VANCOUVER — The tradition of films about artificial intelligence dates back to the late 1920s, with highlights such as 2001: A Space Odyssey, Blade Runner and WarGames influencing an entire generation’s views on robots. The best films in the genre were written and filmed before robots became as commonplace as they are today: from Google’s ambitious DeepMind project to household names like Roomba and Siri, we have incorporated AI into our daily routines. Researchers and the general public have never been more informed on artificial intelligence – but maybe this familiarity is starting to get in the way of making good art about robots.
Ex Machina is the latest in the string of releases focused on human interaction with artificial intelligence, after Her, Transcendence, and the RoboCop reboot brought the trend back into cinema last year. The film tells the story of Caleb (Domhnall Gleeson), a young programmer who gets to spend a week with the CEO of the company that employs him. The eccentric CEO (Oscar Isaac) entrusts Caleb with the task of performing a Turing test with an advanced form of AI, an android named ‘Ava’ (Alicia Vikander). The test would be the ultimate confirmation of Ava’s intelligence. But things start to go awry as Caleb finds himself emotionally involved with the charming android, and doubting his bosses’ intentions.
Director Alex Garland (of 28 Days Later and Sunshine fame) couldn’t have chosen a better trio of actors or a more stunning location for his directorial debut: the cinematography and haunting atmosphere of the sci-fi thriller leave little to be desired. However, while Ex Machina certainly draws on the rich tradition of AI films (with Vikander’s interpretation of Ava reminiscent of False Maria in Metropolis and Blade Runner’s replicate Rachael), it doesn’t contribute much insight of its own. The film adds some modern elements to the story, such as the frightening amount of information about human behaviour patterns that’s contained within our search engine histories. But Ex Machina doesn’t offer any new lessons or warnings about human-machine interaction.
This article first appeared on BeatRoute.ca on April 25, 2015.

- Exercise instructions -
Translate this sentence from the Ex Machina review into Spanish: "The film tells the story of Caleb (Domhnall Gleeson), a young programmer who gets to spend a week with the CEO of the company that employs him."

- Recorded data -

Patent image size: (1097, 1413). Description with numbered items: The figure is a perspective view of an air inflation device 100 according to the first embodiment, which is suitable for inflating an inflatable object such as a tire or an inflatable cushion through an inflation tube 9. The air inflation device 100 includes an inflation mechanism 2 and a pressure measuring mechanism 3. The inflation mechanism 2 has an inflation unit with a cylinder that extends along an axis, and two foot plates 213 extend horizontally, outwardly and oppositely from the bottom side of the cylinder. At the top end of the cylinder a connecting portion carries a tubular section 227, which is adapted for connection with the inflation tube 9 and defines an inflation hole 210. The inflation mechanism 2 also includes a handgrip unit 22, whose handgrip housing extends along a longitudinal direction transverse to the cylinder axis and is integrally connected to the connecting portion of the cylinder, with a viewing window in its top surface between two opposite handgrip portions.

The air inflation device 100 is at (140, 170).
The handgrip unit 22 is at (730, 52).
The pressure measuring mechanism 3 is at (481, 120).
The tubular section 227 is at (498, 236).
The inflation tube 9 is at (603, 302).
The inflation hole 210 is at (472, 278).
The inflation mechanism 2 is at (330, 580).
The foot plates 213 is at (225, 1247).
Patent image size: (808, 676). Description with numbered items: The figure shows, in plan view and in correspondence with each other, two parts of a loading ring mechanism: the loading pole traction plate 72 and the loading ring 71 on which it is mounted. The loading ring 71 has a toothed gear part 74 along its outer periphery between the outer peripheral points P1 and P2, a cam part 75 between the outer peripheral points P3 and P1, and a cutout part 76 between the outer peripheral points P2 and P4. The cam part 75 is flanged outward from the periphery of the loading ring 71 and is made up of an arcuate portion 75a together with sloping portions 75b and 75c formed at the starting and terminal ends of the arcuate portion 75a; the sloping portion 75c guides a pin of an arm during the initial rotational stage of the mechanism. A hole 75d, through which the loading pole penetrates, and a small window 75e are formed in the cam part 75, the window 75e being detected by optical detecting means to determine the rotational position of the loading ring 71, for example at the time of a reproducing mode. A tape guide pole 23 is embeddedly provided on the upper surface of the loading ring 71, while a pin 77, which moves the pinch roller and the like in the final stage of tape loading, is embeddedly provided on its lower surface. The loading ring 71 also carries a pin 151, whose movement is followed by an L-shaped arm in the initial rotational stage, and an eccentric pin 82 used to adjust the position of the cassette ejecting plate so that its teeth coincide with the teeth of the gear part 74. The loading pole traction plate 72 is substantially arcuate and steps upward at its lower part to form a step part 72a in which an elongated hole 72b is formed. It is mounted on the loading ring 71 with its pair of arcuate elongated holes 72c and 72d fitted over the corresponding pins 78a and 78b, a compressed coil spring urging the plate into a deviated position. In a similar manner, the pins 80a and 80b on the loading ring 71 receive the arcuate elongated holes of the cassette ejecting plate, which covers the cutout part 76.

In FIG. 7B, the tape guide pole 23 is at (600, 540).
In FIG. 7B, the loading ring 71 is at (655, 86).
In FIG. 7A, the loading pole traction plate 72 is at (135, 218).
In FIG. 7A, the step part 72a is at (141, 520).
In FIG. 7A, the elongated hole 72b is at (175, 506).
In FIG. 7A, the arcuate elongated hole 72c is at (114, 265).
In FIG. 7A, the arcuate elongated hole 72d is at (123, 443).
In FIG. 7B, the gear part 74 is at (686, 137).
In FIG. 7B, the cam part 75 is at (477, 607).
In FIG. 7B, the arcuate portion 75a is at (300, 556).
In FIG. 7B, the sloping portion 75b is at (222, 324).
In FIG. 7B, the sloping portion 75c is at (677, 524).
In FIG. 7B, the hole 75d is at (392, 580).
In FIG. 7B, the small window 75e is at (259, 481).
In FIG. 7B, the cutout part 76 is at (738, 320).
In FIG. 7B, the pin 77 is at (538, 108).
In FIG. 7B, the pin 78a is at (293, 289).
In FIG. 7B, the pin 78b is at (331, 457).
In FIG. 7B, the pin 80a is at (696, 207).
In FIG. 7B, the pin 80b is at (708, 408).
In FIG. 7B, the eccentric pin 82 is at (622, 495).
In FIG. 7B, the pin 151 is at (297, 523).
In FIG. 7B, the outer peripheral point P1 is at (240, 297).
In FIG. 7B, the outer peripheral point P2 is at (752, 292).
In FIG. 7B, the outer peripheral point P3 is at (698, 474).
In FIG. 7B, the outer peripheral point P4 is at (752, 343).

- Task response -
La película cuenta la historia de Caleb (Domhnall Gleeson), un joven programador que consigue pasar una semana con el director ejecutivo de la empresa que lo emplea.